▶ [Dataset items]
───
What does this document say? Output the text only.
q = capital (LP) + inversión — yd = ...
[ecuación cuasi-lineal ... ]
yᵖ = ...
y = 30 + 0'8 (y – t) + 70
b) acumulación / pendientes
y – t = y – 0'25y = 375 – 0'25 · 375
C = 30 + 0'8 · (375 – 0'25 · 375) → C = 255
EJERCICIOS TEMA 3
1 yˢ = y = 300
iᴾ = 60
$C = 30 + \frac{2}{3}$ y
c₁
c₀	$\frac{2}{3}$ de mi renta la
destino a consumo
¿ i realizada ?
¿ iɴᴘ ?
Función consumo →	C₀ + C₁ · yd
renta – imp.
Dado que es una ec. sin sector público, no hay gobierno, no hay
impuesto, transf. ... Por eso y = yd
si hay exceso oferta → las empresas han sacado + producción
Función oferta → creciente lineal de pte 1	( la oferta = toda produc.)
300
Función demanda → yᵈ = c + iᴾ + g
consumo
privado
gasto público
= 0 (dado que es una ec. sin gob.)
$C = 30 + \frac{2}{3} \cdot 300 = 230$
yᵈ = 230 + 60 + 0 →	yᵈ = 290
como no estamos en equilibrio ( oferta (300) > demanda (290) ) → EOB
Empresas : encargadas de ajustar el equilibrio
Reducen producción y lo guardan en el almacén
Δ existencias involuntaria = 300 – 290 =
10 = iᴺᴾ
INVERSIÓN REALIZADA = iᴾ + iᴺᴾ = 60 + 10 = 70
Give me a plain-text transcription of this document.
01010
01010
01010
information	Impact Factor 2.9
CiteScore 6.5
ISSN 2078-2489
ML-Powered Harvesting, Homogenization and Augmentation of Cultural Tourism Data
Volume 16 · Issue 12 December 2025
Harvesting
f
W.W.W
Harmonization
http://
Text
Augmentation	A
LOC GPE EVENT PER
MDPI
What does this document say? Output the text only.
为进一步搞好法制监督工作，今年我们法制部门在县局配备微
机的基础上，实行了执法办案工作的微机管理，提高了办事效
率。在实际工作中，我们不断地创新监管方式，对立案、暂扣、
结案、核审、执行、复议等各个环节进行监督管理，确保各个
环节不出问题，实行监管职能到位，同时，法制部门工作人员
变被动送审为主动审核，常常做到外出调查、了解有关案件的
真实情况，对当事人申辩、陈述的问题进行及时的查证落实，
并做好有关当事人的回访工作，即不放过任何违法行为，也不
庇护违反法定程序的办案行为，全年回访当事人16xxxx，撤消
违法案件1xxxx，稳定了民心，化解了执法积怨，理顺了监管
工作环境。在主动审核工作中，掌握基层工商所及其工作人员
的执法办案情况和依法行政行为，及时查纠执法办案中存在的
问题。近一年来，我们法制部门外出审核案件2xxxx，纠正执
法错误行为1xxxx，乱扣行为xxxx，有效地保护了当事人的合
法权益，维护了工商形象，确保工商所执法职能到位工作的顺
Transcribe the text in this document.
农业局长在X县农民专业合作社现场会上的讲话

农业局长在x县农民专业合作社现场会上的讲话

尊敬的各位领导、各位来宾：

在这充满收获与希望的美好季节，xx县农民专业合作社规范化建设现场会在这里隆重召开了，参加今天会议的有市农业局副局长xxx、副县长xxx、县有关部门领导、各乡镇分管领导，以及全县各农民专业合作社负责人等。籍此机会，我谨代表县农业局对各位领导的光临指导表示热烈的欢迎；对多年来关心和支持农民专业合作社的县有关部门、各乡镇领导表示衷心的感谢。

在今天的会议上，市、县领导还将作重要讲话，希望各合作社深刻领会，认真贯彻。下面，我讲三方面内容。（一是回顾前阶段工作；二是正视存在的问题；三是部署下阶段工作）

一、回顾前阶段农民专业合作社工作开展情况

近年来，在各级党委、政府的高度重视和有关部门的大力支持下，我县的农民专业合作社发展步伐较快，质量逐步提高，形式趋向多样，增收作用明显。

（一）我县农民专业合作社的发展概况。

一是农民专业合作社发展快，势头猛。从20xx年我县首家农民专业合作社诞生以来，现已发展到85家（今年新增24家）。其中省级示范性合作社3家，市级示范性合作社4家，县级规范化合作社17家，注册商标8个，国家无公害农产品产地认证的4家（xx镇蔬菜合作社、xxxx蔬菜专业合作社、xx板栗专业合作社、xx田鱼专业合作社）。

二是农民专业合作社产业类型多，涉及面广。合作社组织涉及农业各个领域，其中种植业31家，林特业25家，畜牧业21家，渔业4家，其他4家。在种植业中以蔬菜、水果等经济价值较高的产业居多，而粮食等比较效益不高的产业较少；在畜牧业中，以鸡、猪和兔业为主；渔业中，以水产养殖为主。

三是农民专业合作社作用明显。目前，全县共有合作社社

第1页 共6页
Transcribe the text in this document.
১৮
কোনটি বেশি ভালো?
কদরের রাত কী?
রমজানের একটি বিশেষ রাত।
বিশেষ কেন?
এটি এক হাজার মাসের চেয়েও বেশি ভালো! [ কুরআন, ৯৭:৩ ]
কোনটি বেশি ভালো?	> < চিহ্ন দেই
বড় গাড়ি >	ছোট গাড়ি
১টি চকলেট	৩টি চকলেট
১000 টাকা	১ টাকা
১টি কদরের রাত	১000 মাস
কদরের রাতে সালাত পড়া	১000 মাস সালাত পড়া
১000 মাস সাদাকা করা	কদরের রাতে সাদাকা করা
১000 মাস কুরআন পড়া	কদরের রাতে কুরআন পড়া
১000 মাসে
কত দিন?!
───
▶ [PROBLEM] Among the entries above, identify all lines with "equilibrio" and copy them.

▶ [EXERCISE OUTPUT]
como no estamos en equilibrio ( oferta (300) > demanda (290) ) → EOB
Empresas : encargadas de ajustar el equilibrio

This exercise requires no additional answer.